# EXERCISE INPUTS start

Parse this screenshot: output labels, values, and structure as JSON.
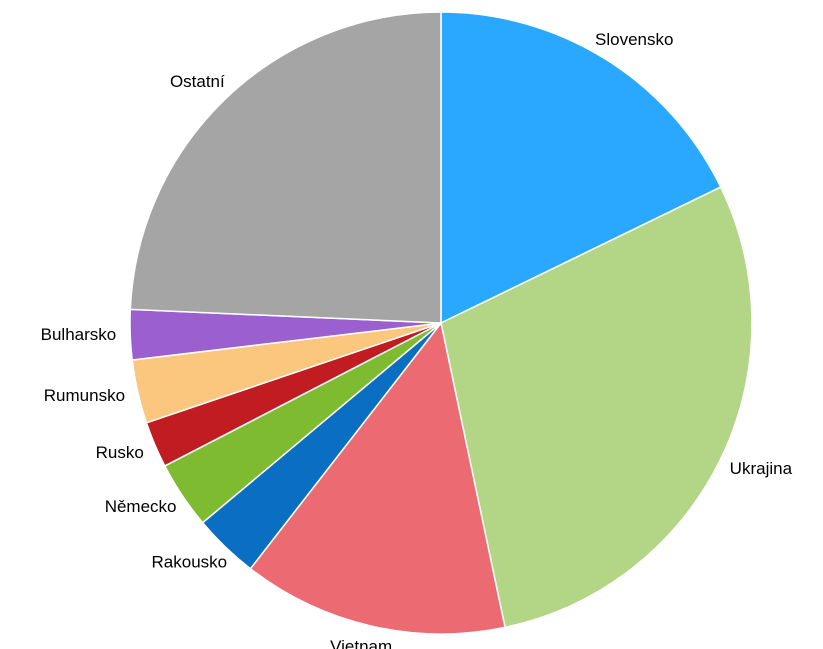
{
  "chart_data": {
    "type": "pie",
    "categories": [
      "Slovensko",
      "Ukrajina",
      "Vietnam",
      "Rakousko",
      "Německo",
      "Rusko",
      "Rumunsko",
      "Bulharsko",
      "Ostatní"
    ],
    "values": [
      17.8,
      28.9,
      13.8,
      3.4,
      3.5,
      2.4,
      3.3,
      2.6,
      24.3
    ],
    "colors": [
      "#2aa8ff",
      "#b2d685",
      "#ec6b72",
      "#0a6fc2",
      "#7fbb31",
      "#c01c22",
      "#fbc77e",
      "#9b5fcf",
      "#a5a5a5"
    ]
  }
}
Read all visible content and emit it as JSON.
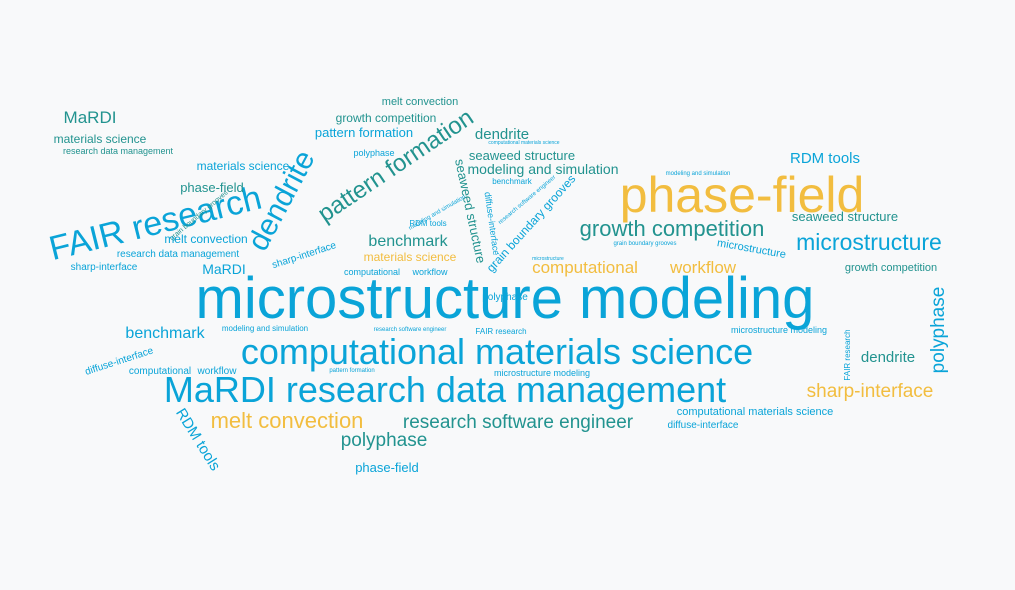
{
  "palette": {
    "blue": "#0aa4d8",
    "teal": "#22938f",
    "amber": "#f2bd3f",
    "background": "#f8f9fa"
  },
  "words": [
    {
      "text": "microstructure modeling",
      "color": "blue"
    },
    {
      "text": "computational materials science",
      "color": "blue"
    },
    {
      "text": "MaRDI research data management",
      "color": "blue"
    },
    {
      "text": "phase-field",
      "color": "amber"
    },
    {
      "text": "FAIR research",
      "color": "blue"
    },
    {
      "text": "dendrite",
      "color": "blue"
    },
    {
      "text": "pattern formation",
      "color": "teal"
    },
    {
      "text": "microstructure",
      "color": "blue"
    },
    {
      "text": "growth competition",
      "color": "teal"
    },
    {
      "text": "melt convection",
      "color": "amber"
    },
    {
      "text": "research software engineer",
      "color": "teal"
    },
    {
      "text": "polyphase",
      "color": "teal"
    },
    {
      "text": "sharp-interface",
      "color": "amber"
    },
    {
      "text": "computational",
      "color": "amber"
    },
    {
      "text": "workflow",
      "color": "amber"
    },
    {
      "text": "polyphase",
      "color": "blue"
    },
    {
      "text": "benchmark",
      "color": "teal"
    },
    {
      "text": "seaweed structure",
      "color": "teal"
    },
    {
      "text": "modeling and simulation",
      "color": "teal"
    },
    {
      "text": "dendrite",
      "color": "teal"
    },
    {
      "text": "RDM tools",
      "color": "blue"
    },
    {
      "text": "MaRDI",
      "color": "teal"
    },
    {
      "text": "seaweed structure",
      "color": "teal"
    },
    {
      "text": "benchmark",
      "color": "blue"
    },
    {
      "text": "dendrite",
      "color": "teal"
    },
    {
      "text": "MaRDI",
      "color": "blue"
    },
    {
      "text": "phase-field",
      "color": "blue"
    },
    {
      "text": "RDM tools",
      "color": "blue"
    },
    {
      "text": "seaweed structure",
      "color": "teal"
    },
    {
      "text": "grain boundary grooves",
      "color": "teal"
    },
    {
      "text": "pattern formation",
      "color": "blue"
    },
    {
      "text": "materials science",
      "color": "teal"
    },
    {
      "text": "materials science",
      "color": "blue"
    },
    {
      "text": "materials science",
      "color": "amber"
    },
    {
      "text": "phase-field",
      "color": "teal"
    },
    {
      "text": "growth competition",
      "color": "teal"
    },
    {
      "text": "melt convection",
      "color": "teal"
    },
    {
      "text": "melt convection",
      "color": "blue"
    },
    {
      "text": "growth competition",
      "color": "teal"
    },
    {
      "text": "microstructure",
      "color": "blue"
    },
    {
      "text": "sharp-interface",
      "color": "blue"
    },
    {
      "text": "research data management",
      "color": "teal"
    },
    {
      "text": "research data management",
      "color": "blue"
    },
    {
      "text": "polyphase",
      "color": "blue"
    },
    {
      "text": "sharp-interface",
      "color": "blue"
    },
    {
      "text": "diffuse-interface",
      "color": "blue"
    },
    {
      "text": "diffuse-interface",
      "color": "blue"
    },
    {
      "text": "diffuse-interface",
      "color": "blue"
    },
    {
      "text": "computational",
      "color": "blue"
    },
    {
      "text": "workflow",
      "color": "blue"
    },
    {
      "text": "computational",
      "color": "blue"
    },
    {
      "text": "workflow",
      "color": "blue"
    },
    {
      "text": "computational materials science",
      "color": "blue"
    },
    {
      "text": "FAIR research",
      "color": "blue"
    },
    {
      "text": "FAIR research",
      "color": "blue"
    },
    {
      "text": "microstructure modeling",
      "color": "blue"
    },
    {
      "text": "microstructure modeling",
      "color": "blue"
    },
    {
      "text": "modeling and simulation",
      "color": "blue"
    },
    {
      "text": "modeling and simulation",
      "color": "blue"
    },
    {
      "text": "research software engineer",
      "color": "blue"
    },
    {
      "text": "research software engineer",
      "color": "blue"
    },
    {
      "text": "benchmark",
      "color": "blue"
    },
    {
      "text": "RDM tools",
      "color": "blue"
    },
    {
      "text": "grain boundary grooves",
      "color": "blue"
    },
    {
      "text": "grain boundary grooves",
      "color": "blue"
    },
    {
      "text": "pattern formation",
      "color": "blue"
    },
    {
      "text": "computational materials science",
      "color": "blue"
    },
    {
      "text": "microstructure",
      "color": "blue"
    },
    {
      "text": "modeling and simulation",
      "color": "blue"
    },
    {
      "text": "polyphase",
      "color": "blue"
    }
  ]
}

# EXERCISE INPUTS end

> **GOAL**:
Omit the images and transcribe all of the records above word for word.

> **EXERCISE SOLUTION**:
Parse this screenshot: output labels, values, and structure as JSON.
{
  "chart_data": {
    "type": "pie",
    "categories": [
      "Slovensko",
      "Ukrajina",
      "Vietnam",
      "Rakousko",
      "Německo",
      "Rusko",
      "Rumunsko",
      "Bulharsko",
      "Ostatní"
    ],
    "values": [
      17.8,
      28.9,
      13.8,
      3.4,
      3.5,
      2.4,
      3.3,
      2.6,
      24.3
    ],
    "colors": [
      "#2aa8ff",
      "#b2d685",
      "#ec6b72",
      "#0a6fc2",
      "#7fbb31",
      "#c01c22",
      "#fbc77e",
      "#9b5fcf",
      "#a5a5a5"
    ]
  }
}
Read all visible content and emit it as JSON.
{
  "palette": {
    "blue": "#0aa4d8",
    "teal": "#22938f",
    "amber": "#f2bd3f",
    "background": "#f8f9fa"
  },
  "words": [
    {
      "text": "microstructure modeling",
      "color": "blue"
    },
    {
      "text": "computational materials science",
      "color": "blue"
    },
    {
      "text": "MaRDI research data management",
      "color": "blue"
    },
    {
      "text": "phase-field",
      "color": "amber"
    },
    {
      "text": "FAIR research",
      "color": "blue"
    },
    {
      "text": "dendrite",
      "color": "blue"
    },
    {
      "text": "pattern formation",
      "color": "teal"
    },
    {
      "text": "microstructure",
      "color": "blue"
    },
    {
      "text": "growth competition",
      "color": "teal"
    },
    {
      "text": "melt convection",
      "color": "amber"
    },
    {
      "text": "research software engineer",
      "color": "teal"
    },
    {
      "text": "polyphase",
      "color": "teal"
    },
    {
      "text": "sharp-interface",
      "color": "amber"
    },
    {
      "text": "computational",
      "color": "amber"
    },
    {
      "text": "workflow",
      "color": "amber"
    },
    {
      "text": "polyphase",
      "color": "blue"
    },
    {
      "text": "benchmark",
      "color": "teal"
    },
    {
      "text": "seaweed structure",
      "color": "teal"
    },
    {
      "text": "modeling and simulation",
      "color": "teal"
    },
    {
      "text": "dendrite",
      "color": "teal"
    },
    {
      "text": "RDM tools",
      "color": "blue"
    },
    {
      "text": "MaRDI",
      "color": "teal"
    },
    {
      "text": "seaweed structure",
      "color": "teal"
    },
    {
      "text": "benchmark",
      "color": "blue"
    },
    {
      "text": "dendrite",
      "color": "teal"
    },
    {
      "text": "MaRDI",
      "color": "blue"
    },
    {
      "text": "phase-field",
      "color": "blue"
    },
    {
      "text": "RDM tools",
      "color": "blue"
    },
    {
      "text": "seaweed structure",
      "color": "teal"
    },
    {
      "text": "grain boundary grooves",
      "color": "teal"
    },
    {
      "text": "pattern formation",
      "color": "blue"
    },
    {
      "text": "materials science",
      "color": "teal"
    },
    {
      "text": "materials science",
      "color": "blue"
    },
    {
      "text": "materials science",
      "color": "amber"
    },
    {
      "text": "phase-field",
      "color": "teal"
    },
    {
      "text": "growth competition",
      "color": "teal"
    },
    {
      "text": "melt convection",
      "color": "teal"
    },
    {
      "text": "melt convection",
      "color": "blue"
    },
    {
      "text": "growth competition",
      "color": "teal"
    },
    {
      "text": "microstructure",
      "color": "blue"
    },
    {
      "text": "sharp-interface",
      "color": "blue"
    },
    {
      "text": "research data management",
      "color": "teal"
    },
    {
      "text": "research data management",
      "color": "blue"
    },
    {
      "text": "polyphase",
      "color": "blue"
    },
    {
      "text": "sharp-interface",
      "color": "blue"
    },
    {
      "text": "diffuse-interface",
      "color": "blue"
    },
    {
      "text": "diffuse-interface",
      "color": "blue"
    },
    {
      "text": "diffuse-interface",
      "color": "blue"
    },
    {
      "text": "computational",
      "color": "blue"
    },
    {
      "text": "workflow",
      "color": "blue"
    },
    {
      "text": "computational",
      "color": "blue"
    },
    {
      "text": "workflow",
      "color": "blue"
    },
    {
      "text": "computational materials science",
      "color": "blue"
    },
    {
      "text": "FAIR research",
      "color": "blue"
    },
    {
      "text": "FAIR research",
      "color": "blue"
    },
    {
      "text": "microstructure modeling",
      "color": "blue"
    },
    {
      "text": "microstructure modeling",
      "color": "blue"
    },
    {
      "text": "modeling and simulation",
      "color": "blue"
    },
    {
      "text": "modeling and simulation",
      "color": "blue"
    },
    {
      "text": "research software engineer",
      "color": "blue"
    },
    {
      "text": "research software engineer",
      "color": "blue"
    },
    {
      "text": "benchmark",
      "color": "blue"
    },
    {
      "text": "RDM tools",
      "color": "blue"
    },
    {
      "text": "grain boundary grooves",
      "color": "blue"
    },
    {
      "text": "grain boundary grooves",
      "color": "blue"
    },
    {
      "text": "pattern formation",
      "color": "blue"
    },
    {
      "text": "computational materials science",
      "color": "blue"
    },
    {
      "text": "microstructure",
      "color": "blue"
    },
    {
      "text": "modeling and simulation",
      "color": "blue"
    },
    {
      "text": "polyphase",
      "color": "blue"
    }
  ]
}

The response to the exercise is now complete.